## Written request
Every line of the data that contains the string "法兰尺寸" must be copied.

## The records

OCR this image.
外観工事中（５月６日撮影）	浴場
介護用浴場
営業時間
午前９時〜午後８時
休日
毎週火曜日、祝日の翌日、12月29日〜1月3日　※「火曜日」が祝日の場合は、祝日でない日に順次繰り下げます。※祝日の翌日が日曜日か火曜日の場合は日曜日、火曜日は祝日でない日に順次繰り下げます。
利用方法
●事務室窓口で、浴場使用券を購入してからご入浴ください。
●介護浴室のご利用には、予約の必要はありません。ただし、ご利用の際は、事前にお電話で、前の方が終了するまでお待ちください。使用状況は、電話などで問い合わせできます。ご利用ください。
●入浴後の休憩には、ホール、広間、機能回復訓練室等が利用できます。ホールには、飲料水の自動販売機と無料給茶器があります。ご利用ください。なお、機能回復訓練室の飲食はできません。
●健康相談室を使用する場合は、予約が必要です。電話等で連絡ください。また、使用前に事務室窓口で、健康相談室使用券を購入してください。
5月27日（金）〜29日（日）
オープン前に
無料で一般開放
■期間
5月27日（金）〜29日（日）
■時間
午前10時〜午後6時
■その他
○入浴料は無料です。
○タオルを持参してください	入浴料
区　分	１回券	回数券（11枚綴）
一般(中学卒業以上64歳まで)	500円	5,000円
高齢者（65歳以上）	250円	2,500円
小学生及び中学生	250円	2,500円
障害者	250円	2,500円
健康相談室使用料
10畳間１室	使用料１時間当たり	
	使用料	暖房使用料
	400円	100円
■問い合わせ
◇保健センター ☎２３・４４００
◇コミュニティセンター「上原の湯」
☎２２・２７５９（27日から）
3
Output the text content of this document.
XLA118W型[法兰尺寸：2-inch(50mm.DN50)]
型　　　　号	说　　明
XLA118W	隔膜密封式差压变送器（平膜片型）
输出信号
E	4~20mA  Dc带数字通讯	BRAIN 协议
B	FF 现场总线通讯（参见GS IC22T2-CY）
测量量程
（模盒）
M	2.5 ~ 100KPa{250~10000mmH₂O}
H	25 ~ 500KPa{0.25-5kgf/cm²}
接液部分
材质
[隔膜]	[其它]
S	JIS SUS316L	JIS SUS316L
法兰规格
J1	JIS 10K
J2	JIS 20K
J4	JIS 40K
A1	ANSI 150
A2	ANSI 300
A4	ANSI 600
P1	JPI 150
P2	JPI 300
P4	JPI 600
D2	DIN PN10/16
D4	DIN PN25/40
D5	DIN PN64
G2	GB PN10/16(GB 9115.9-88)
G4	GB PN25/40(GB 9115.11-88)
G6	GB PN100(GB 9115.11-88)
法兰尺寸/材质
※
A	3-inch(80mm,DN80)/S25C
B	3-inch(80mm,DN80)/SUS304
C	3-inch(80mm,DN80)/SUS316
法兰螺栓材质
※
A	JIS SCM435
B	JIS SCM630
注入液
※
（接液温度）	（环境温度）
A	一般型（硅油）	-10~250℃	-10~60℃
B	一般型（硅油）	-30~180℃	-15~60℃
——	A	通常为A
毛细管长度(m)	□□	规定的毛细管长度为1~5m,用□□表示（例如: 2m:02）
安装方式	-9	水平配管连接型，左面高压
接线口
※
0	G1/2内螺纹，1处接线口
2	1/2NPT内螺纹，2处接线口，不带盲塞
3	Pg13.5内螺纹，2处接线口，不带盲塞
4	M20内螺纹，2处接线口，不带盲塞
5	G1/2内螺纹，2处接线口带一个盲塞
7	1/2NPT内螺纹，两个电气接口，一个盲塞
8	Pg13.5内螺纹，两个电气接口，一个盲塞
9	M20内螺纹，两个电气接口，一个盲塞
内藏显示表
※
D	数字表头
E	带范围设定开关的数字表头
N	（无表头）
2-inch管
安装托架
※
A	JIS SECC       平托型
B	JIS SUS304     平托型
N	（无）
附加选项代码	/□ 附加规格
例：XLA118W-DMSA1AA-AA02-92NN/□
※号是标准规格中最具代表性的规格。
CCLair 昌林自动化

## Response to this task
XLA118W型[法兰尺寸：2-inch(50mm.DN50)]
法兰尺寸/材质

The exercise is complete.